# Aim of the exercise
Tally how many lines hold the string "unique". Your reply should be that number alone.

# Extracted information
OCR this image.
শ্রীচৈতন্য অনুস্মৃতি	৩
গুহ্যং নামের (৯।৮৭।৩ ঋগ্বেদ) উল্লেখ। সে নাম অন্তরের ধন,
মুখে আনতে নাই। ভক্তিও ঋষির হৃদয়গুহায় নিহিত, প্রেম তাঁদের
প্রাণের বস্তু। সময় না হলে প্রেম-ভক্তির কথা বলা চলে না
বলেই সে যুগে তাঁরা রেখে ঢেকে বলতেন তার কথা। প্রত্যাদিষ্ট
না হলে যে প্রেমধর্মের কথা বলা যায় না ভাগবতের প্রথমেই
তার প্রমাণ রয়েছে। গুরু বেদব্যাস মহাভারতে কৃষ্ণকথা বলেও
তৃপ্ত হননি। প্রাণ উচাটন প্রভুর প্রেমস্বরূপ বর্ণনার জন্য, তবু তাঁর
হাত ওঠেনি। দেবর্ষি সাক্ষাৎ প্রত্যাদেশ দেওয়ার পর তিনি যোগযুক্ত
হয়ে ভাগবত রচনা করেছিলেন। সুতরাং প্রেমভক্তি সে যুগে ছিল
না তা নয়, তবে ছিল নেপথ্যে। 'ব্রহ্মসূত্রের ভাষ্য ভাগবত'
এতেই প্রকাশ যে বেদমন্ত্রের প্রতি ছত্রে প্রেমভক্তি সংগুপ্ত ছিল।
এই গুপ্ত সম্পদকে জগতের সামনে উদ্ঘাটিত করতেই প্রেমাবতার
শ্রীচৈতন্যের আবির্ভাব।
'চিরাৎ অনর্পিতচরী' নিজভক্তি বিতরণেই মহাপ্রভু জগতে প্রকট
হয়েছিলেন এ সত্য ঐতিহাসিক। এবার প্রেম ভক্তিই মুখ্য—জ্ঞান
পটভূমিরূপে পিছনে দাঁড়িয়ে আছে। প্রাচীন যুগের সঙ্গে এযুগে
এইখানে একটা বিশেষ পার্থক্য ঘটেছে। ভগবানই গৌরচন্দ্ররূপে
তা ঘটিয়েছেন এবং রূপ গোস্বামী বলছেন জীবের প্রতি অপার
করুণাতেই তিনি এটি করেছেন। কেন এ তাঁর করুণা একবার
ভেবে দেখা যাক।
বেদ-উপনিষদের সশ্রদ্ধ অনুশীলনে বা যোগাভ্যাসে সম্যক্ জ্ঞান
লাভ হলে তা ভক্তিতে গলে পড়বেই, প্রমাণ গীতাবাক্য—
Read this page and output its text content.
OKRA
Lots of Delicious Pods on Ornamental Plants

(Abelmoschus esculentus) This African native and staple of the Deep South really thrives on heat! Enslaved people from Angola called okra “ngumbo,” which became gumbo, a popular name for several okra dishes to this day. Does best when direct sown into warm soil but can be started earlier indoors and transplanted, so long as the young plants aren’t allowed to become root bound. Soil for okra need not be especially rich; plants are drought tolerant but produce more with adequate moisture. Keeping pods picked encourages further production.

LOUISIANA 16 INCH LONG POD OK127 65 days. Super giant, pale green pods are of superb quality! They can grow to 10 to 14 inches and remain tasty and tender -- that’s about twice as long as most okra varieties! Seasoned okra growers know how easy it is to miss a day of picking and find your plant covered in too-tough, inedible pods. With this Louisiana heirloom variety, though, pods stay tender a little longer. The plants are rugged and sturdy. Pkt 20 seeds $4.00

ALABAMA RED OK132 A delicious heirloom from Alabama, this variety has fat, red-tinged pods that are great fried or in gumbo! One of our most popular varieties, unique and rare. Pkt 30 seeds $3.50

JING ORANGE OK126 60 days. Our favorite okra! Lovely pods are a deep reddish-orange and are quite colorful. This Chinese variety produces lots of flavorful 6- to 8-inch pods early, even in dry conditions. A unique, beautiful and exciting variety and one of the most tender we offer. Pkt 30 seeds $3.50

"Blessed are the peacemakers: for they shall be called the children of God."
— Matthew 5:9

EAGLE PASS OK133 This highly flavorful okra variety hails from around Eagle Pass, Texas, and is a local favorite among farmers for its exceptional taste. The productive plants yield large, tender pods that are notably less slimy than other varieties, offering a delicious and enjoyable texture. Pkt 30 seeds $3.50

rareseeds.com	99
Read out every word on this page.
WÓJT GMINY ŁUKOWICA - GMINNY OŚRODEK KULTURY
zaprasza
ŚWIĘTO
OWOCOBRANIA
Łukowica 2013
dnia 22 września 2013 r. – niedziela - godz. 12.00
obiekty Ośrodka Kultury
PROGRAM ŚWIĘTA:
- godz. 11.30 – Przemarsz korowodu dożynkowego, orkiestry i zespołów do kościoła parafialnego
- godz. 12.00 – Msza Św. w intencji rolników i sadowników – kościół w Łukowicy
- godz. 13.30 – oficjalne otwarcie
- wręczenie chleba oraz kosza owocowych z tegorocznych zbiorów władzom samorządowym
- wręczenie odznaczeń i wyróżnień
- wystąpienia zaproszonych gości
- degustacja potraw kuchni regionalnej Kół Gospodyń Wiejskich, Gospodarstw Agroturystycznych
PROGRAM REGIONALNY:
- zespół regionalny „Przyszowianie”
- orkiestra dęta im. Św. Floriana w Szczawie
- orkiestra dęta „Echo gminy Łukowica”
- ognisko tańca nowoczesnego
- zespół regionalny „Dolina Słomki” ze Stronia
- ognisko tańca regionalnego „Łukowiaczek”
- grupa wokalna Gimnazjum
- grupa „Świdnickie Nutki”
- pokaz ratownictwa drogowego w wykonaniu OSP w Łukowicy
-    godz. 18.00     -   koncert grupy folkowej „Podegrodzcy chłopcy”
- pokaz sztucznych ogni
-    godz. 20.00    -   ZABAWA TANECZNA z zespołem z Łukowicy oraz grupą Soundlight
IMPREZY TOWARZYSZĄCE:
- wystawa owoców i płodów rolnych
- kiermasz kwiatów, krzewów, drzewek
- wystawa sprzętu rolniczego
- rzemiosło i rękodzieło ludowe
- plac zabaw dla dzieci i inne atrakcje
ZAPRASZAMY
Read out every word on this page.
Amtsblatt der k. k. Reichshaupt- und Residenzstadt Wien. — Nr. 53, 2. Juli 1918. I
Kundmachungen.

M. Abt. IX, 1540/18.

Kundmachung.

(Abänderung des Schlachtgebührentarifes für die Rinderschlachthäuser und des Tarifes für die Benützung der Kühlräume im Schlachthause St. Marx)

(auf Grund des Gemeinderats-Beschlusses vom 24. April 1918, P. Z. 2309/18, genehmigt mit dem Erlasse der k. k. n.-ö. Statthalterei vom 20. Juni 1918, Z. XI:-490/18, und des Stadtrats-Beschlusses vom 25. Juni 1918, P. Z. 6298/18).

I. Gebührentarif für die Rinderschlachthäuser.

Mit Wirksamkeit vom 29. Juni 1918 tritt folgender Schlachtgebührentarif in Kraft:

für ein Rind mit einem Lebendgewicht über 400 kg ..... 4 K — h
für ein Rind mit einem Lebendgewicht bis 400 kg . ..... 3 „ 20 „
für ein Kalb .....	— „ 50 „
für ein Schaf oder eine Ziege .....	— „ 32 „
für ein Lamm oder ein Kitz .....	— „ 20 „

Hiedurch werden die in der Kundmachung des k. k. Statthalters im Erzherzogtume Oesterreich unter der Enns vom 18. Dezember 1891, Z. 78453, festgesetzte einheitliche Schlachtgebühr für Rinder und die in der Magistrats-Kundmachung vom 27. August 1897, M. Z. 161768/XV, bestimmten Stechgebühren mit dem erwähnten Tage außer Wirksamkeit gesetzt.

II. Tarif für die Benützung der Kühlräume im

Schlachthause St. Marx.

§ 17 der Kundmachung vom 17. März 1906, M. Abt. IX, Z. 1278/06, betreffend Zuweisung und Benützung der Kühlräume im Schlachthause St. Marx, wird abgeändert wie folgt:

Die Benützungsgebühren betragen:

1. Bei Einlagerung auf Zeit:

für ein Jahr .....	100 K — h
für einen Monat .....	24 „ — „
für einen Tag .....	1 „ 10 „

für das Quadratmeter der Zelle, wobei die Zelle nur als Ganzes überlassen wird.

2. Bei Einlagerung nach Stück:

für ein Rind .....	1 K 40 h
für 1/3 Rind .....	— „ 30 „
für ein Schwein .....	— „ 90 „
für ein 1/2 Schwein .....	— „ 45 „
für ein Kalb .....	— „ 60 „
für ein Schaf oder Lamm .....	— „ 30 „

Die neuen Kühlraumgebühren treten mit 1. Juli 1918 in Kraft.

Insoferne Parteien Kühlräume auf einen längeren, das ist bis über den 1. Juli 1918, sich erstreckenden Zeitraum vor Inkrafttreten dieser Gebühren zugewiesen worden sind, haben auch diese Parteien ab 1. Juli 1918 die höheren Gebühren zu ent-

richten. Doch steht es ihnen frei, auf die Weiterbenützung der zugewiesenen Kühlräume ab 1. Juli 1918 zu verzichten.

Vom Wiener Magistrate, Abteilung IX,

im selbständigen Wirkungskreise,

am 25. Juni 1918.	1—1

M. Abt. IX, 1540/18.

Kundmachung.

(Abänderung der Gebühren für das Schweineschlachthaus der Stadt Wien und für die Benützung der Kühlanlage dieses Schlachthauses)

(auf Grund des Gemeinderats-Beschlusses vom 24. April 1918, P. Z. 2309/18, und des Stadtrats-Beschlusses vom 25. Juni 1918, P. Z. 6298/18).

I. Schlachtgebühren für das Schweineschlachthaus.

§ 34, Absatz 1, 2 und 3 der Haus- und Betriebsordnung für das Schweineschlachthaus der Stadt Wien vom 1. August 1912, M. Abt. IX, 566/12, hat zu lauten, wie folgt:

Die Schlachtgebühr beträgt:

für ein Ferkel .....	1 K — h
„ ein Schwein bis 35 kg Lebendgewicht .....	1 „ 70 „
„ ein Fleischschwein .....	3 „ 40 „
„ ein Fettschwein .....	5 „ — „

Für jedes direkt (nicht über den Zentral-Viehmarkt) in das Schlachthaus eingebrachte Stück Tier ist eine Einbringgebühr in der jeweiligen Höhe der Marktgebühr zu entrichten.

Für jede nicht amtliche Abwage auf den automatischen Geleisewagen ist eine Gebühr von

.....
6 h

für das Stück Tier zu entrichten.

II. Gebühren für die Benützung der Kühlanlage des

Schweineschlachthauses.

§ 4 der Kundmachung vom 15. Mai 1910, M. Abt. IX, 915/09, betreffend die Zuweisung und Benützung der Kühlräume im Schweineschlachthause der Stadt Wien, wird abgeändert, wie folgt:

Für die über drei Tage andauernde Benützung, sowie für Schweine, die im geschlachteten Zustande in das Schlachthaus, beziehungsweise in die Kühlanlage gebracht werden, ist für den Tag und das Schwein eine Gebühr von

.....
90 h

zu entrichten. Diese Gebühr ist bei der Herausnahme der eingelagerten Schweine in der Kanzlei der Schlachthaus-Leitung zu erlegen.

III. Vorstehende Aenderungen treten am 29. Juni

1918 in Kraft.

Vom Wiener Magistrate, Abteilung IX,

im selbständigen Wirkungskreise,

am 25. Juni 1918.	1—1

# Response to this exercise
2